### TÂCHE COURTE A
D'après le texte sur la crise financière en Hongrie, quel est le montant de l'enveloppe de crédit proposée au pays ?
### TÂCHE COURTE B
Poursuivez le texte sur la crise financière en Hongrie après sa dernière phrase.

### TEXTE FOURNI
______________________________

Crise financière, acte deux

Crise financière, acte deux

Le FMI de nouveau en scène

Tandis que la crise financière pourrait déboucher sur une vaste récession dans les pays développés, le trio formé par la Banque Centrale Européenne (BCE), le Fonds Monétaire International (FMI) et la Banque mondiale ont proposé une enveloppe de crédit de 25 milliards d'euros à la Hongrie. Elle a pour but d’enrayer la fuite des capitaux étrangers et de maintenir la stabilité du système financier hongrois. En contrepartie, la Hongrie doit continuer à réduire son déficit budgétaire en 2009, et ce malgré la récession.

 

Grâce à cette enveloppe de crédit allouée à la Hongrie, le pays semble avoir échappé aux plus désastreuses conséquences de la crise financière. En exagérant légèrement, l’on pourrait dire que la Hongrie a échappé à la situation que l’Islande a connu début octobre : lorsque son système bancaire s’est effondré, le pays n’avait plus de réserves en devises et son endettement équivalait à huit fois son PIB. Selon le FMI, même l’année prochaine l’Islande devrait connaître une croissance négative de 10%.

Un tel scénario ne devrait finalement pas se produire en Hongrie. Pourtant les spéculateurs étrangers avaient pris pour cible la Hongrie, dont l’endettement relativement élevé avait assujetti le pays aux créanciers étrangers. Le pays présentait en effet deux facteurs susceptibles de les rendre nerveux : d’une part le déficit public et d’autre part l’impossibilité de maintenir à long terme le rythme croissant de l’endettement des ménages. Nous connaissons aujourd’hui un contexte financier global où même les banques des pays développés ont recourt à une injection de capitaux de l’Etat (et certaines se sont tout de même effondrées), où le niveau de liquidité est relativement faible et où la confiance est encore assez relative sur les marchés financiers. Dans ce contexte, il n’est pas étonnant que les investisseurs et spéculateurs étrangers, quelque peu stressés, réagissent fébrilement à la communication de certaines données macroéconomiques des pays sensibles. Selon eux, le risque de faillite de l’Etat hongrois a augmenté et, en octobre, le pays a eu du mal à lever des fonds sur le marché des titres publics. Ils cherchaient simplement à tirer profit de leurs spéculations.

La vague des spéculations a été freinée par l’allocation de cette enveloppe de crédit et le cours du forint face à l’euro semble désormais se stabiliser. Avant même sa signature, l’effet d’annonce a suffit à rassurer. Le fait que la Banque Nationale de Hongrie a augmenté de 3 points ses taux de base a également été considéré comme un signe positif. Ceci a protégé le cours du forint, dont la chute dramatique avait été provoquée par des spéculations de plusieurs milliards d’euros, et a également protégé la population d’une hausse considérable des intérêts des crédits contractés en devises étrangères.

Par contre, le FMI, le principal fournisseur de cette enveloppe de crédit, exige de la Hongrie qu’elle remplisse des critères très sévères. Il prévoit une année 2009 très difficile: selon lui, le PIB du pays va diminuer de 1%. C’est en effet ce qui figure dans le budget présenté par le gouvernement. Le déficit budgétaire doit baisser de 2.9% à 2.6% par rapport à son seuil actuel. Et d’une manière générale, le FMI exige un suivi budgétaire très serré, y compris en 2010.

______________________________

### DONNÉES
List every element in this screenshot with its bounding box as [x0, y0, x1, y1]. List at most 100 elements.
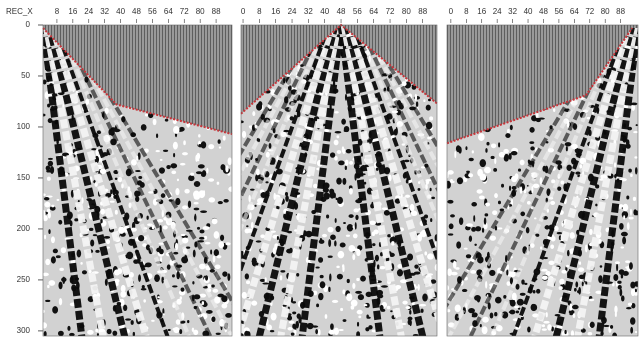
noise: [456, 241, 462, 249]
noise: [154, 274, 160, 282]
noise: [509, 271, 516, 278]
x-tick-label: 16: [68, 7, 77, 16]
noise: [135, 196, 140, 203]
noise: [265, 151, 270, 158]
noise: [172, 141, 178, 150]
noise: [175, 188, 180, 196]
noise: [509, 124, 513, 131]
noise: [197, 164, 205, 169]
noise: [485, 202, 491, 207]
noise: [342, 289, 346, 295]
noise: [423, 214, 429, 219]
noise: [533, 217, 537, 220]
noise: [531, 185, 534, 194]
noise: [319, 274, 324, 279]
noise: [193, 194, 201, 200]
noise: [503, 148, 509, 154]
wave-band: [56, 28, 195, 336]
noise: [324, 128, 330, 133]
noise: [141, 284, 145, 289]
noise: [620, 273, 624, 279]
noise: [508, 153, 512, 160]
noise: [193, 207, 200, 211]
noise: [431, 196, 436, 200]
noise: [427, 273, 434, 276]
noise: [210, 249, 213, 255]
noise: [337, 250, 345, 259]
noise: [222, 135, 226, 141]
noise: [317, 329, 321, 336]
wave-band: [43, 28, 109, 336]
noise: [138, 176, 143, 179]
noise: [539, 177, 543, 185]
x-tick-label: 16: [271, 7, 280, 16]
noise: [265, 181, 269, 184]
noise: [490, 155, 495, 159]
wave-band: [363, 25, 437, 336]
noise: [566, 249, 570, 257]
noise: [613, 162, 617, 168]
wave-band: [253, 25, 339, 336]
noise: [171, 170, 177, 175]
wave-band: [275, 25, 342, 336]
noise: [447, 180, 451, 189]
y-tick-label: 150: [17, 173, 31, 182]
noise: [566, 164, 572, 171]
noise: [630, 102, 638, 106]
noise: [429, 187, 432, 192]
noise: [306, 322, 314, 330]
noise: [524, 282, 528, 286]
noise: [626, 195, 630, 200]
noise: [173, 125, 180, 134]
noise: [164, 118, 169, 122]
noise: [389, 252, 395, 258]
noise: [192, 281, 195, 285]
y-tick-label: 0: [26, 20, 31, 29]
noise: [198, 190, 206, 199]
noise: [95, 328, 99, 333]
noise: [550, 200, 556, 206]
noise: [482, 316, 489, 323]
noise: [447, 199, 454, 204]
noise: [227, 273, 231, 282]
noise: [631, 302, 636, 309]
noise: [329, 273, 332, 282]
noise: [337, 196, 344, 205]
x-tick-label: 80: [196, 7, 205, 16]
noise: [463, 247, 468, 250]
noise: [63, 156, 67, 159]
noise: [497, 200, 501, 205]
x-tick-label: 80: [402, 7, 411, 16]
noise: [157, 219, 164, 223]
noise: [489, 269, 496, 276]
noise: [190, 172, 195, 176]
noise: [532, 183, 540, 189]
noise: [544, 165, 549, 174]
noise: [586, 116, 591, 120]
noise: [454, 150, 457, 159]
noise: [219, 318, 225, 327]
noise: [241, 250, 245, 259]
noise: [356, 248, 361, 257]
noise: [43, 113, 46, 117]
noise: [106, 246, 110, 249]
first-break-picks: [446, 27, 634, 145]
noise: [252, 111, 256, 117]
wave-band: [343, 25, 429, 336]
noise: [96, 130, 102, 135]
noise: [339, 242, 346, 248]
noise: [589, 321, 595, 328]
noise: [471, 202, 478, 207]
noise: [220, 164, 226, 171]
noise: [545, 312, 548, 318]
noise: [344, 93, 348, 101]
noise: [46, 176, 51, 181]
noise: [620, 231, 628, 237]
x-tick-label: 56: [353, 7, 362, 16]
noise: [286, 248, 293, 254]
noise: [626, 222, 630, 231]
noise: [410, 210, 418, 217]
noise: [74, 218, 79, 222]
wave-band: [59, 28, 217, 336]
noise: [182, 205, 188, 210]
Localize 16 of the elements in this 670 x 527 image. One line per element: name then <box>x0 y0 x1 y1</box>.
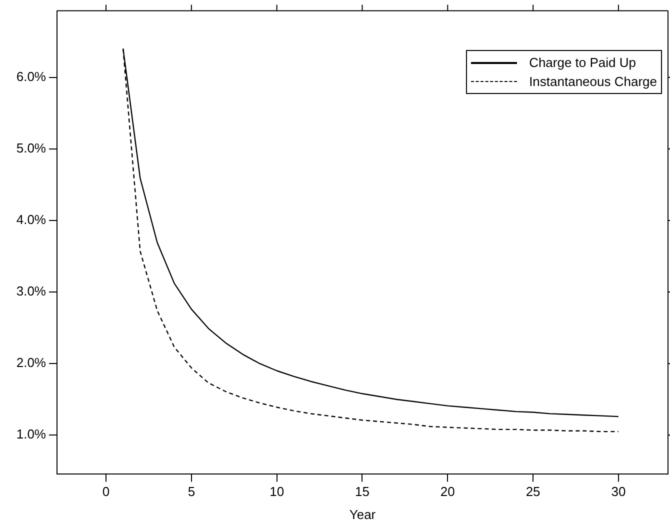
legend-label: Instantaneous Charge <box>529 73 657 91</box>
y-tick-label: 3.0% <box>16 284 46 299</box>
legend-label: Charge to Paid Up <box>529 54 636 72</box>
x-tick-label: 25 <box>526 484 540 500</box>
y-tick-label: 6.0% <box>16 68 46 84</box>
y-tick-label: 2.0% <box>16 355 46 370</box>
x-tick-label: 30 <box>611 484 626 500</box>
x-tick-label: 15 <box>355 484 370 500</box>
x-tick-label: 0 <box>102 484 110 500</box>
y-tick-label: 1.0% <box>16 426 46 442</box>
x-tick-label: 5 <box>188 484 196 500</box>
x-axis-title: Year <box>349 506 376 522</box>
x-tick-label: 10 <box>270 484 284 500</box>
y-tick-label: 4.0% <box>16 212 46 228</box>
y-tick-label: 5.0% <box>16 140 46 156</box>
x-tick-label: 20 <box>440 484 455 500</box>
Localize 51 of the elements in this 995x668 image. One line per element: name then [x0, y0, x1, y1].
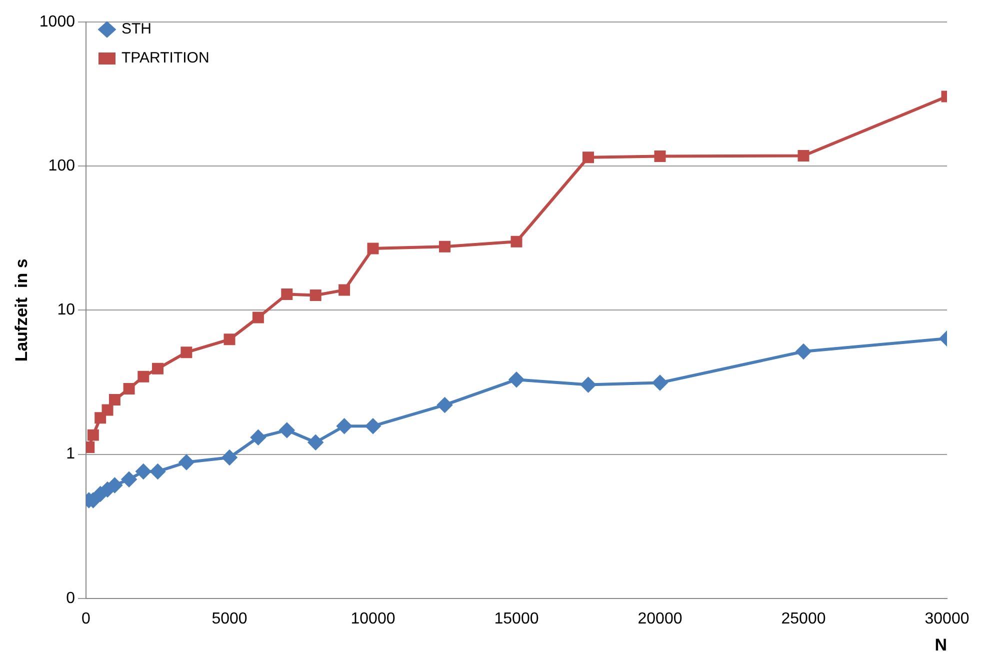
point: [439, 240, 450, 252]
point: [279, 422, 294, 438]
x-tick-label: 0: [82, 610, 91, 628]
y-tick-label: 10: [57, 302, 76, 319]
point: [510, 236, 522, 248]
point: [136, 464, 151, 479]
point: [281, 288, 293, 300]
point: [796, 344, 811, 359]
y-tick-label: 100: [48, 158, 76, 175]
point: [252, 312, 264, 324]
point: [250, 430, 266, 445]
point: [107, 478, 122, 493]
y-tick-label: 0: [66, 590, 76, 607]
point: [138, 370, 150, 382]
point: [798, 150, 810, 162]
point: [338, 284, 350, 296]
point: [87, 429, 99, 441]
x-tick-label: 10000: [350, 610, 396, 628]
point: [365, 418, 380, 434]
point: [224, 334, 236, 346]
legend-label: TPARTITION: [121, 50, 210, 67]
x-tick-label: 5000: [212, 610, 248, 628]
point: [122, 472, 137, 487]
point: [580, 377, 596, 392]
point: [94, 412, 106, 424]
point: [367, 242, 379, 254]
x-axis-title: N: [934, 635, 947, 654]
x-tick-label: 25000: [781, 610, 826, 628]
legend-label: STH: [121, 20, 152, 38]
point: [180, 346, 192, 358]
y-tick-label: 1000: [39, 13, 76, 30]
point: [308, 434, 324, 450]
y-tick-label: 1: [66, 446, 76, 463]
x-tick-label: 30000: [924, 610, 970, 628]
point: [222, 450, 237, 466]
x-tick-label: 15000: [494, 610, 539, 628]
point: [508, 372, 524, 388]
point: [178, 454, 194, 470]
point: [654, 150, 666, 162]
point: [150, 464, 166, 479]
point: [152, 362, 164, 374]
point: [336, 418, 352, 434]
point: [102, 404, 114, 416]
point: [310, 290, 322, 301]
point: [582, 152, 594, 164]
point: [652, 375, 668, 390]
point: [437, 397, 452, 412]
point: [108, 394, 120, 406]
x-tick-label: 20000: [638, 610, 682, 628]
y-axis-title: Laufzeit in s: [12, 258, 31, 362]
point: [123, 383, 135, 394]
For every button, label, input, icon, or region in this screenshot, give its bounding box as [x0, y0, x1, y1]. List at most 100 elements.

______________________________

### RÉPONSE ATTENDUE A
25 milliards d'euros.

### RÉPONSE ATTENDUE B
La question qui se pose est de savoir comment réduire les dépenses dans ce contexte de récession économique où, normalement, l’Etat tente d’augmenter ses ressources. En effet, en cas de récession, les rentrées au titre de l’impôt et des cotisations baissent significativement. Ainsi, si la priorité absolue reste la réduction du déficit budgétaire, les dispositions prévues par l’Etat sont les suivantes : les salaires nominaux des services publics sont gelés pour toute l’année 2009 et il n’y aura pas de 13ème mois de salaire ; les retraites seront plafonnées légèrement au-dessus du niveau moyen et seront supprimées dans le cas des retraites anticipées; l’augmentation de certaines allocations sera repoussée suite à l’inflation et tous les postes de dépenses des ministères seront en outre diminués proportionnellement.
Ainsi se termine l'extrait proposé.